Figure record listings:
** begin **

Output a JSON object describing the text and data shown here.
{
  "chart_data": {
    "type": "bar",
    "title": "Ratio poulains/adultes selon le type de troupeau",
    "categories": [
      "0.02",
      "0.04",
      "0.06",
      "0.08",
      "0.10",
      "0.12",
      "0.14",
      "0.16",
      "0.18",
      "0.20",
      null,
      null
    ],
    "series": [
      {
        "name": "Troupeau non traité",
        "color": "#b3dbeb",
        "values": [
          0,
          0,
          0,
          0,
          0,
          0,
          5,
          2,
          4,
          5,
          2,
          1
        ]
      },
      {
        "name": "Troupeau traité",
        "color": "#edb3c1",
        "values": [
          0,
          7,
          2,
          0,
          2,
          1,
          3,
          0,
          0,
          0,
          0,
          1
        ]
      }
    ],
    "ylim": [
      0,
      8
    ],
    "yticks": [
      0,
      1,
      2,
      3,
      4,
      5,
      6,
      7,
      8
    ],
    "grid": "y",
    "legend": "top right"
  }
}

** end **
** begin **

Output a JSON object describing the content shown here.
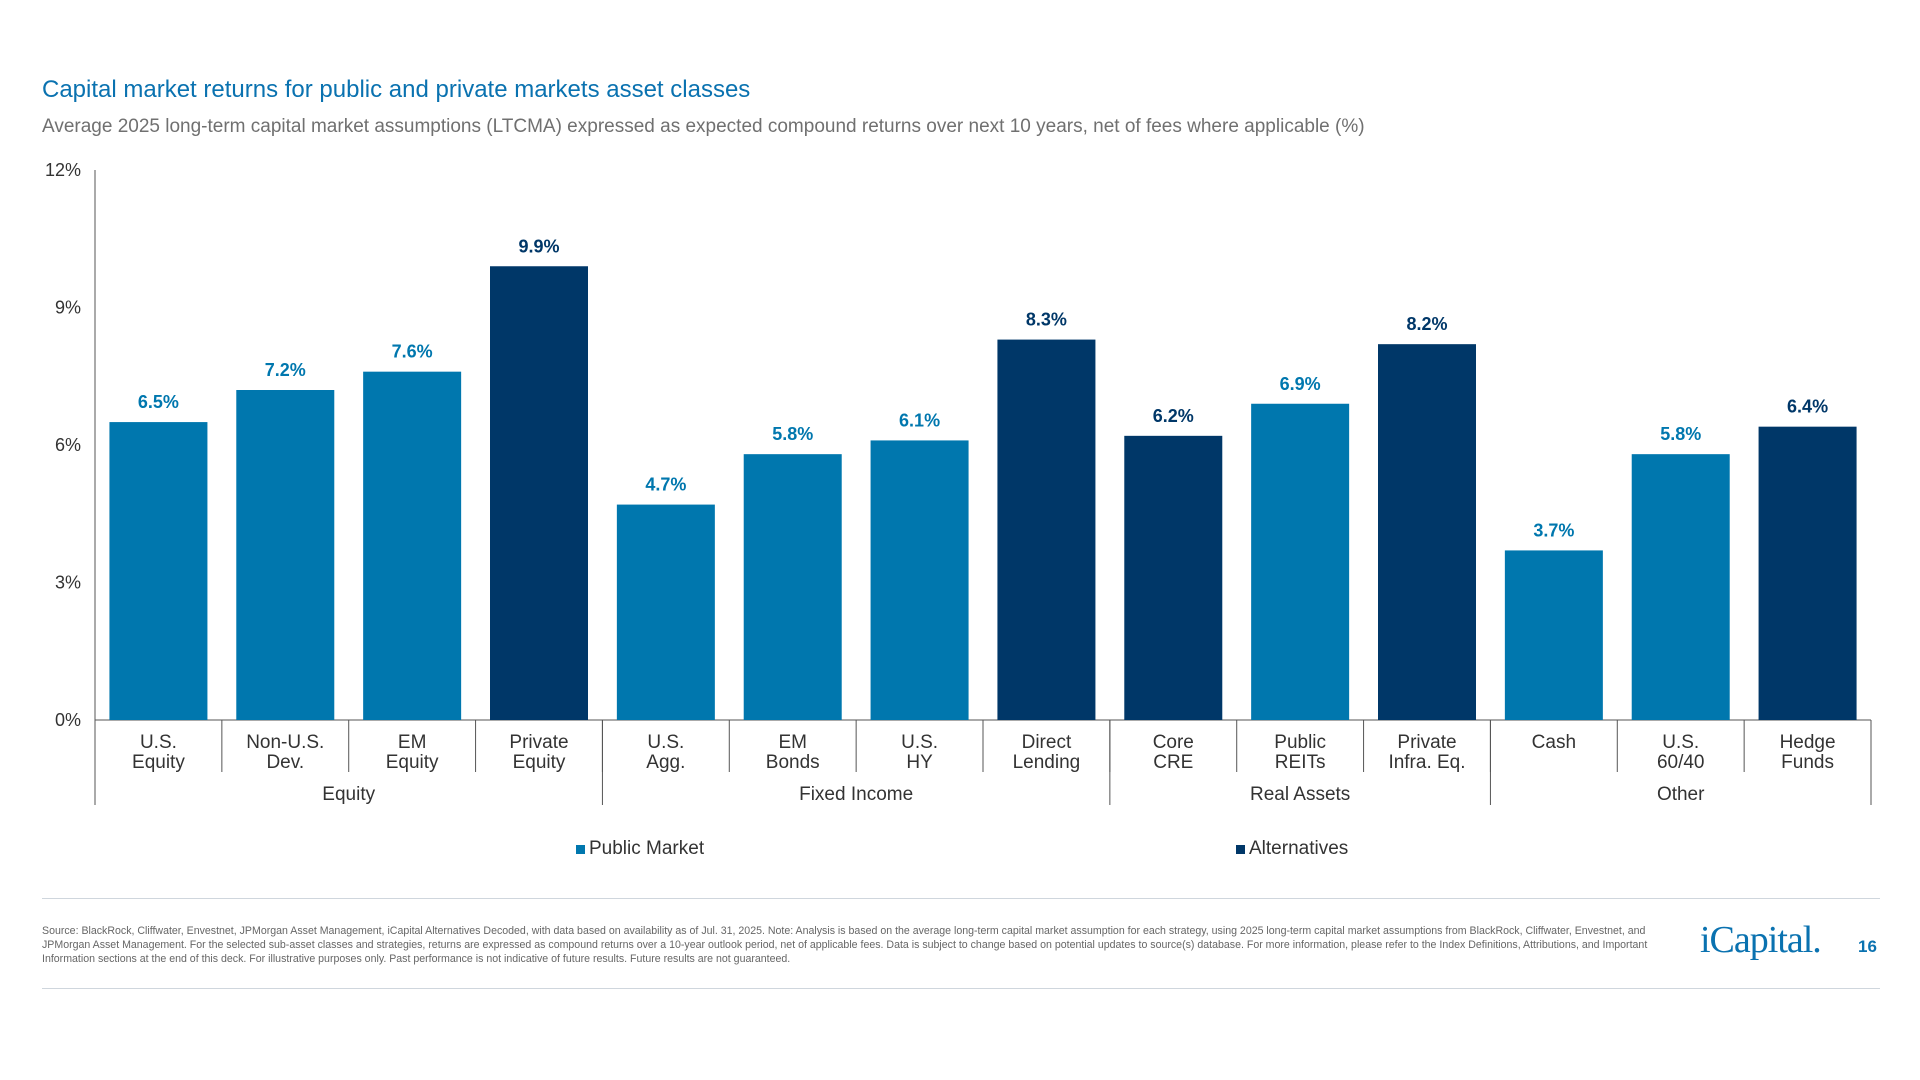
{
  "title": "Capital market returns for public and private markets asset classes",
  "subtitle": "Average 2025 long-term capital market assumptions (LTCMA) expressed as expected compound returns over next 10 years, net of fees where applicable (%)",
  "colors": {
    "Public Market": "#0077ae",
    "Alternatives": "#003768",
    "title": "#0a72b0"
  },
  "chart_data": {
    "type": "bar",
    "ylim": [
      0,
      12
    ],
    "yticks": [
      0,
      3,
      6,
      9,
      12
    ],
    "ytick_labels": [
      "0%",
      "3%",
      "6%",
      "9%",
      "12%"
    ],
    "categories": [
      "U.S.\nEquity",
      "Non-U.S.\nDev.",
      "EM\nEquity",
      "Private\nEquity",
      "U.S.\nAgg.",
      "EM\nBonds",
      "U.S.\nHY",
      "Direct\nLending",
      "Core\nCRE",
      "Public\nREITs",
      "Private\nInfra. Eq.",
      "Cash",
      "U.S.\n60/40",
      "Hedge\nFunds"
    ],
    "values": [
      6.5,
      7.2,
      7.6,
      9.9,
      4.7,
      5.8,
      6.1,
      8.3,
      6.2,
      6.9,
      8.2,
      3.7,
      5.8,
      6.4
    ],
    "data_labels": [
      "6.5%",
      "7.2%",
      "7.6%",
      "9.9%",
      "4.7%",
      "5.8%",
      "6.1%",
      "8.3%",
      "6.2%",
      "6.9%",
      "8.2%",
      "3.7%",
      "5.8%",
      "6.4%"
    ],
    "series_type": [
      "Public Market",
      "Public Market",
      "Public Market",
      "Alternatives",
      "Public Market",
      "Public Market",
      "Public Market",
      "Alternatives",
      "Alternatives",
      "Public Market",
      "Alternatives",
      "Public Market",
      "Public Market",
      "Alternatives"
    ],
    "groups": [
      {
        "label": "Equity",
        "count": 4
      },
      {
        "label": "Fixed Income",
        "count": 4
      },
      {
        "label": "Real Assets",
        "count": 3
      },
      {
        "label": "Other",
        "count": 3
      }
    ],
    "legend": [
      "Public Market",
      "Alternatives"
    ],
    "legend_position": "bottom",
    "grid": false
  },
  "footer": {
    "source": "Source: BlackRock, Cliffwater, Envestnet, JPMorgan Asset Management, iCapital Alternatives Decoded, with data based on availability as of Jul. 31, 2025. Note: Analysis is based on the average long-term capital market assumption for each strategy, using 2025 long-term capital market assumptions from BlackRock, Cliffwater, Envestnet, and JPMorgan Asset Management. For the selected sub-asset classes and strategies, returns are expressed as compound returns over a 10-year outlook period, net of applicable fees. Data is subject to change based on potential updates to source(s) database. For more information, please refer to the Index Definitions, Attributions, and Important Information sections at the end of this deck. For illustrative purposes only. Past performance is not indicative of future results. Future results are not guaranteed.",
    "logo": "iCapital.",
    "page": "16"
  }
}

** end **
** begin **

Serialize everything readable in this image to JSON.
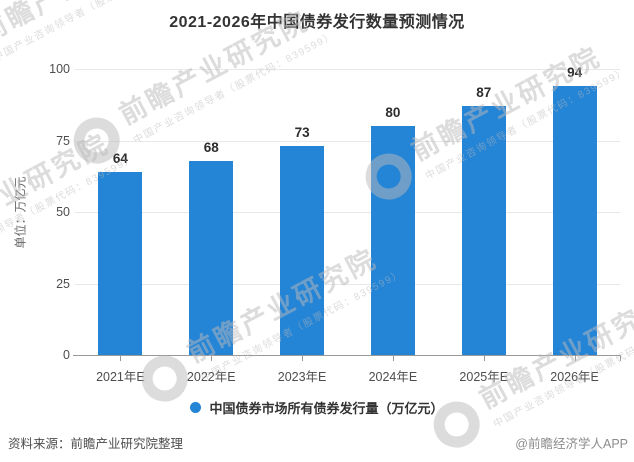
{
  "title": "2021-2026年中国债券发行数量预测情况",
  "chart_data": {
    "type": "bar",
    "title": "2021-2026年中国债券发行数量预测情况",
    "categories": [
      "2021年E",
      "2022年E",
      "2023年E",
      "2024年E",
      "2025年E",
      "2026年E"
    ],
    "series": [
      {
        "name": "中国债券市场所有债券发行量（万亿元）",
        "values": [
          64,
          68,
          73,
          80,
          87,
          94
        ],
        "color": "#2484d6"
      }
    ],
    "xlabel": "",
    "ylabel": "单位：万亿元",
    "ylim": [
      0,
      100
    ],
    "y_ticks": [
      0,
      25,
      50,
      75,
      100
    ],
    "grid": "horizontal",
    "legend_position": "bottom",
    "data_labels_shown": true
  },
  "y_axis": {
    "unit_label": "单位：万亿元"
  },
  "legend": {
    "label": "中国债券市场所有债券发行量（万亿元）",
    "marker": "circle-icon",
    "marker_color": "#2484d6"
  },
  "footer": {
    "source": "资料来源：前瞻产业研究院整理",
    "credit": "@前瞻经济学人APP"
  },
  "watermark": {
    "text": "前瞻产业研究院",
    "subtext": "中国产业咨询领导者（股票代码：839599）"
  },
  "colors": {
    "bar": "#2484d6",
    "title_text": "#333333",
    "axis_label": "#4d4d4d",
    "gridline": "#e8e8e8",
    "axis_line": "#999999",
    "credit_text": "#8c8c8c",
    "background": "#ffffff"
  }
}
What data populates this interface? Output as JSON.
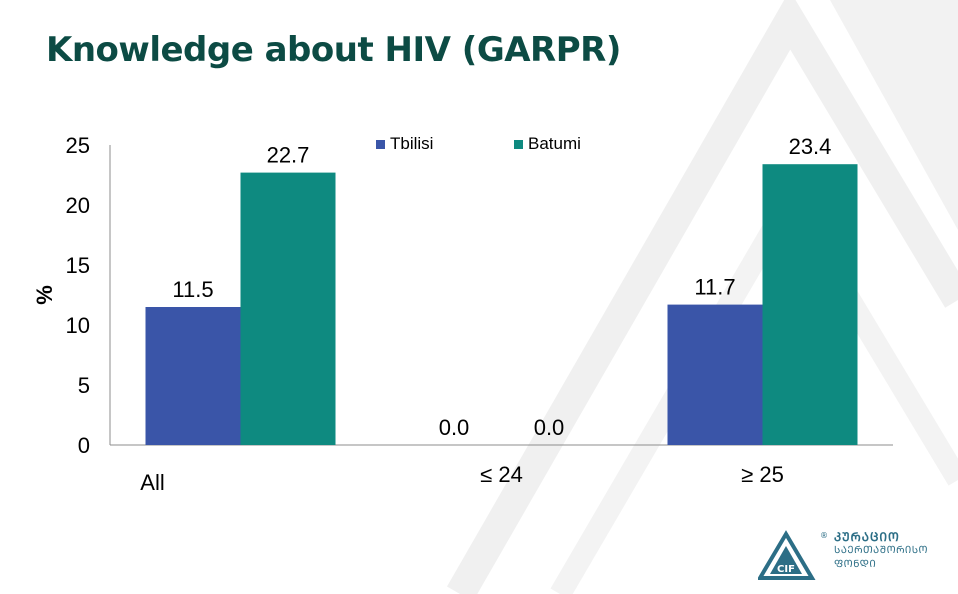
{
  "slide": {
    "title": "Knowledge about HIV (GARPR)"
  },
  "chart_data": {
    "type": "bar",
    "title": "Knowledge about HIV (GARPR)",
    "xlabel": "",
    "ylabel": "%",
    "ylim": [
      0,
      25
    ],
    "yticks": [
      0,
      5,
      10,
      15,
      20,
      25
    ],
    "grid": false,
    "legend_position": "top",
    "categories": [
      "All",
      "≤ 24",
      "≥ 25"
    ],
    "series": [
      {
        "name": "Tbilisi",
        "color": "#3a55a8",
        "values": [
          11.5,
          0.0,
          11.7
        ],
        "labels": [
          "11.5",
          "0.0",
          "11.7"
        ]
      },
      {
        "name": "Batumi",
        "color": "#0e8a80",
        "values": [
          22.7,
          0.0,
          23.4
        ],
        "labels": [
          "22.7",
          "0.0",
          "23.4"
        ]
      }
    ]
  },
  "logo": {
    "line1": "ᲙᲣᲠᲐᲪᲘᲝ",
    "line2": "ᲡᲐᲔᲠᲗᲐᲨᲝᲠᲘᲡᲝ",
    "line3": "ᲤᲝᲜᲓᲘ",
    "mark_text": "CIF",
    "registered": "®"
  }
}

** end **

**What is being asked:** Identify the lines that hold the word "中国债券市场所有债券发行量". Copy every one of them.

**Response to the task:**
        "name": "中国债券市场所有债券发行量（万亿元）",
    "label": "中国债券市场所有债券发行量（万亿元）",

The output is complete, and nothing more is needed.